-------- STORED DATA

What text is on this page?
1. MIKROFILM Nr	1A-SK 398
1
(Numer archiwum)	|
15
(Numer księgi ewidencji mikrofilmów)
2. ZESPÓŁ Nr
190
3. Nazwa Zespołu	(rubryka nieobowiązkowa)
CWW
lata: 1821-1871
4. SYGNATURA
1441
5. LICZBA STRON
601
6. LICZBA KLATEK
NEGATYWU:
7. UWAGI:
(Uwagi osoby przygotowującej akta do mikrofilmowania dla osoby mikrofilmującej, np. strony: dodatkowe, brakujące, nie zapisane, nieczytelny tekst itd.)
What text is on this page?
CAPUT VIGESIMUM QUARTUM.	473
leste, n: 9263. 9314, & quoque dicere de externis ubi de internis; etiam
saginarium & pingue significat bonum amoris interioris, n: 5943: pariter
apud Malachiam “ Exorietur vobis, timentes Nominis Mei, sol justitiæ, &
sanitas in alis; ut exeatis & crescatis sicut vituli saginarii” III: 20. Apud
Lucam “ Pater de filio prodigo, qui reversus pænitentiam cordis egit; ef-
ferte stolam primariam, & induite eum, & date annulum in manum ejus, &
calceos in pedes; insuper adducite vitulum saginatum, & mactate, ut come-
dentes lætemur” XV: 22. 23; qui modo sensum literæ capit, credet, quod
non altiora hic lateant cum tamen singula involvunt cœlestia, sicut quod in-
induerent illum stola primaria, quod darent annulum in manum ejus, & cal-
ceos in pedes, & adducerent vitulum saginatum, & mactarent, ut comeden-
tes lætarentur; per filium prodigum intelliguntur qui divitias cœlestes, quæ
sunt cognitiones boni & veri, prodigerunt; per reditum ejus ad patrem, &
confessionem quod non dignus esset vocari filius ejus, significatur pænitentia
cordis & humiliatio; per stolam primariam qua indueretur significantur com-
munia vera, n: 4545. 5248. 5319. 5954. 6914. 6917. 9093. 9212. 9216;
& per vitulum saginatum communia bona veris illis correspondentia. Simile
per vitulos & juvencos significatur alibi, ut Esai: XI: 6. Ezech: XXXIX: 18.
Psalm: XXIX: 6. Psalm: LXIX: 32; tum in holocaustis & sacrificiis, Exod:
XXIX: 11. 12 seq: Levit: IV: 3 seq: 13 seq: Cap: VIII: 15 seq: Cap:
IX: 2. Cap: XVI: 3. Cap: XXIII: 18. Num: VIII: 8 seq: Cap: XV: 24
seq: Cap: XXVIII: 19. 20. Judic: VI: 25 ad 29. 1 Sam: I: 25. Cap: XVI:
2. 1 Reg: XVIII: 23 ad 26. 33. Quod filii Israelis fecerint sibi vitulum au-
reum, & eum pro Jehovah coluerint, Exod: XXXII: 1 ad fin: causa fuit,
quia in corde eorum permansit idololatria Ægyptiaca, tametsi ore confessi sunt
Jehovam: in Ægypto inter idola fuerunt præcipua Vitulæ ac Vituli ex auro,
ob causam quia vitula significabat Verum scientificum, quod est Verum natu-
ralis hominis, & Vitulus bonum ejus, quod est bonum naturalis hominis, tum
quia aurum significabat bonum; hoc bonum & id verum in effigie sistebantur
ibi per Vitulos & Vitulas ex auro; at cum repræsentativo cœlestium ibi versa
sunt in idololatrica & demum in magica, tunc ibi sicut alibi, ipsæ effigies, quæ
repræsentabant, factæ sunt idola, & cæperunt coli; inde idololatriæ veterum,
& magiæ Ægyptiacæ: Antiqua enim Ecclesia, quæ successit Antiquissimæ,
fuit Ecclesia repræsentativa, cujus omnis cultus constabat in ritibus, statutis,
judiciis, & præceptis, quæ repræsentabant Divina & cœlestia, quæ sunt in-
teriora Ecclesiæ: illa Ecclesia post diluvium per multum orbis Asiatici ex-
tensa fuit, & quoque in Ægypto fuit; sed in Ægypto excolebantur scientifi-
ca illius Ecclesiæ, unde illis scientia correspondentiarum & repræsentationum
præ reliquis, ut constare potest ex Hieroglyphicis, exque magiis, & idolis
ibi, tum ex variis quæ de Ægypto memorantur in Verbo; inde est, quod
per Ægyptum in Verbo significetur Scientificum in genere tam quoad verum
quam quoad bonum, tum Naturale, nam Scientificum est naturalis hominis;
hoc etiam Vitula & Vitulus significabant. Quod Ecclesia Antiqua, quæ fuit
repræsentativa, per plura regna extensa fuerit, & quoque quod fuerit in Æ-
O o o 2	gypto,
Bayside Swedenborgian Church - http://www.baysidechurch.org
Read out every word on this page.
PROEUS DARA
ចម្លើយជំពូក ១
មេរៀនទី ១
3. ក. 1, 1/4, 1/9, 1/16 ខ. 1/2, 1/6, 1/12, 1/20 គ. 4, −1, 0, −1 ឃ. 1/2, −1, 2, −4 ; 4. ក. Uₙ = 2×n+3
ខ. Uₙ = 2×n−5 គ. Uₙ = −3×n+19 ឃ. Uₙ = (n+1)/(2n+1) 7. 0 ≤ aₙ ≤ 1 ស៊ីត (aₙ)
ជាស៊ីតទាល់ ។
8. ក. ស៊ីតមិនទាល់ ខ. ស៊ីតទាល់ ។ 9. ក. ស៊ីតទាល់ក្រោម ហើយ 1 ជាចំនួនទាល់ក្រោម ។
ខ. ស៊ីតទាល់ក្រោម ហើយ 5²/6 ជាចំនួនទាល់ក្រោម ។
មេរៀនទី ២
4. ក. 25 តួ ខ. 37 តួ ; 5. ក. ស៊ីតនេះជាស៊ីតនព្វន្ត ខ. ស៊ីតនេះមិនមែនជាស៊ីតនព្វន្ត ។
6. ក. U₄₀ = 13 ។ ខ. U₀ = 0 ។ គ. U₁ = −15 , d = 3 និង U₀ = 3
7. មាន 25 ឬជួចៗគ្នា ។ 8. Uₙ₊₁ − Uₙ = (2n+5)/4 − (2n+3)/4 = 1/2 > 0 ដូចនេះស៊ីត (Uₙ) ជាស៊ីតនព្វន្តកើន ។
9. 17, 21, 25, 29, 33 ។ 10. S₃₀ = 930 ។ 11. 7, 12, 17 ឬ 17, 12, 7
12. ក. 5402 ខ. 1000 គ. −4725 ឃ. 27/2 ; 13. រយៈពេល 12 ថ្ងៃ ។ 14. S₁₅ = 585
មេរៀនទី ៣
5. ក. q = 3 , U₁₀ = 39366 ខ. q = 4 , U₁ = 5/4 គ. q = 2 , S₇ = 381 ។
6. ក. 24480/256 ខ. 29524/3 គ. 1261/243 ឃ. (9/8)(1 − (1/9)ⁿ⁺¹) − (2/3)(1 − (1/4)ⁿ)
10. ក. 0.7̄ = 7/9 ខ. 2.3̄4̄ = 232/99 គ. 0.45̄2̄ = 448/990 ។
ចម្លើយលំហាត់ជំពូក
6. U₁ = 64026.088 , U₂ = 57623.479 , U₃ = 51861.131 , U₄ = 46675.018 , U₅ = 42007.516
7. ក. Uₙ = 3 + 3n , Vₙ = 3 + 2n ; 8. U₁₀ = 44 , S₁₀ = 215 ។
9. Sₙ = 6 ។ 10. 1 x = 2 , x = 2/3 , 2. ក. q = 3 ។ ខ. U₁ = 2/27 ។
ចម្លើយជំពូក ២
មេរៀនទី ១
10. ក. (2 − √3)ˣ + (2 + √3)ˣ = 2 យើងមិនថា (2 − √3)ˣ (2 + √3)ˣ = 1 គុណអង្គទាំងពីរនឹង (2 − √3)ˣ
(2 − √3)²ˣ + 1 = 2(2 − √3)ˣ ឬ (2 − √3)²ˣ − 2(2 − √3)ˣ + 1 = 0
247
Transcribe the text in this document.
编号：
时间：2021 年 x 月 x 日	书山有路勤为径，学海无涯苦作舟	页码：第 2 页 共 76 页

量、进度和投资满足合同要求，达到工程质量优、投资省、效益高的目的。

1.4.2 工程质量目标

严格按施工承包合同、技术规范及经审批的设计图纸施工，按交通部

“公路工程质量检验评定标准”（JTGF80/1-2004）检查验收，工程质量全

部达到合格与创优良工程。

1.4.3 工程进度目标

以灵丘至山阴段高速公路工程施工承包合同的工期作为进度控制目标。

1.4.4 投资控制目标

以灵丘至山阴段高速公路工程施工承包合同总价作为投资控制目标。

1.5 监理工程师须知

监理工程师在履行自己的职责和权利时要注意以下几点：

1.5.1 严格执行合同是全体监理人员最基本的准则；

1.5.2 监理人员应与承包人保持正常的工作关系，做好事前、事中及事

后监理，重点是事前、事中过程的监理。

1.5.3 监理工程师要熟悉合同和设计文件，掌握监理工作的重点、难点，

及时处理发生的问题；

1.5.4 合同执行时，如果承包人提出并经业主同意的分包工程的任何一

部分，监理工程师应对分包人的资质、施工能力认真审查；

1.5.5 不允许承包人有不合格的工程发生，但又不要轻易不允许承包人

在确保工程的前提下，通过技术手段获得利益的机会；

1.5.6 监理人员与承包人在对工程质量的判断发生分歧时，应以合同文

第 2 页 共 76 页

----------------

WRITTEN PROBLEM »
Report how many lines in the records above contain the word "sunt", giving only the number.

EXERCISE RESPONSE »
5